Objective — Make an exact copy of the entries below with the pictures removed.

Records shown —
>> begin

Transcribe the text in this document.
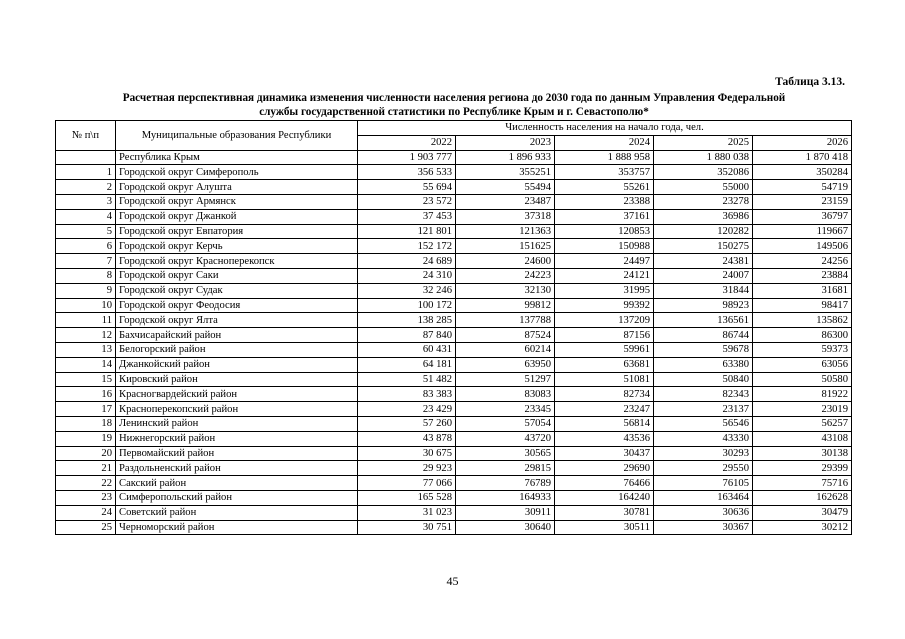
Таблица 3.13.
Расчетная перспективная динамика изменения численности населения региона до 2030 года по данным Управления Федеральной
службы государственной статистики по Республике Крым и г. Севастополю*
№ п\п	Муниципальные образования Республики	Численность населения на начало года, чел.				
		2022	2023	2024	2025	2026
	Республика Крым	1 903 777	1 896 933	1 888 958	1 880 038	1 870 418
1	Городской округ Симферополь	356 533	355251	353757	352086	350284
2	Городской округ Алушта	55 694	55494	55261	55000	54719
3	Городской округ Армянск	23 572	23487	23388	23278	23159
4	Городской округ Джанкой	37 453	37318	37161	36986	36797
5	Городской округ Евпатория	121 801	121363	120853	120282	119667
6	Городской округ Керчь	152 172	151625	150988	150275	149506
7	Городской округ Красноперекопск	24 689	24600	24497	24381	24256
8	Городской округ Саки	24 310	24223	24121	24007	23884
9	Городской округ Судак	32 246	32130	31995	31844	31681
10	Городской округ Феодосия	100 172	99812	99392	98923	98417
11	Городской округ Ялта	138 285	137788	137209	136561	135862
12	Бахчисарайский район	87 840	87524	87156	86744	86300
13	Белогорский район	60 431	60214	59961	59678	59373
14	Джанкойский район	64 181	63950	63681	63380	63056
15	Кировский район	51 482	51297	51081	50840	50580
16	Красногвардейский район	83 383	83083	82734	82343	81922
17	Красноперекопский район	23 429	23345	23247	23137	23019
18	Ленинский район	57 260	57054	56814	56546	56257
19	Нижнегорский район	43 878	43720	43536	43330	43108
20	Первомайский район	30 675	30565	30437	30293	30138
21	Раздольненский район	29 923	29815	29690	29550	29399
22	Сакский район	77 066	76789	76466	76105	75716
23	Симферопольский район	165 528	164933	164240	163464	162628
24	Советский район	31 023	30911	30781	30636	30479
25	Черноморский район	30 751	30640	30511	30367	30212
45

>> end

Written solution —
Transcribe the text in this document.
Таблица 3.13.
Расчетная перспективная динамика изменения численности населения региона до 2030 года по данным Управления Федеральной
службы государственной статистики по Республике Крым и г. Севастополю*
№ п\п	Муниципальные образования Республики	Численность населения на начало года, чел.				
		2022	2023	2024	2025	2026
	Республика Крым	1 903 777	1 896 933	1 888 958	1 880 038	1 870 418
1	Городской округ Симферополь	356 533	355251	353757	352086	350284
2	Городской округ Алушта	55 694	55494	55261	55000	54719
3	Городской округ Армянск	23 572	23487	23388	23278	23159
4	Городской округ Джанкой	37 453	37318	37161	36986	36797
5	Городской округ Евпатория	121 801	121363	120853	120282	119667
6	Городской округ Керчь	152 172	151625	150988	150275	149506
7	Городской округ Красноперекопск	24 689	24600	24497	24381	24256
8	Городской округ Саки	24 310	24223	24121	24007	23884
9	Городской округ Судак	32 246	32130	31995	31844	31681
10	Городской округ Феодосия	100 172	99812	99392	98923	98417
11	Городской округ Ялта	138 285	137788	137209	136561	135862
12	Бахчисарайский район	87 840	87524	87156	86744	86300
13	Белогорский район	60 431	60214	59961	59678	59373
14	Джанкойский район	64 181	63950	63681	63380	63056
15	Кировский район	51 482	51297	51081	50840	50580
16	Красногвардейский район	83 383	83083	82734	82343	81922
17	Красноперекопский район	23 429	23345	23247	23137	23019
18	Ленинский район	57 260	57054	56814	56546	56257
19	Нижнегорский район	43 878	43720	43536	43330	43108
20	Первомайский район	30 675	30565	30437	30293	30138
21	Раздольненский район	29 923	29815	29690	29550	29399
22	Сакский район	77 066	76789	76466	76105	75716
23	Симферопольский район	165 528	164933	164240	163464	162628
24	Советский район	31 023	30911	30781	30636	30479
25	Черноморский район	30 751	30640	30511	30367	30212
45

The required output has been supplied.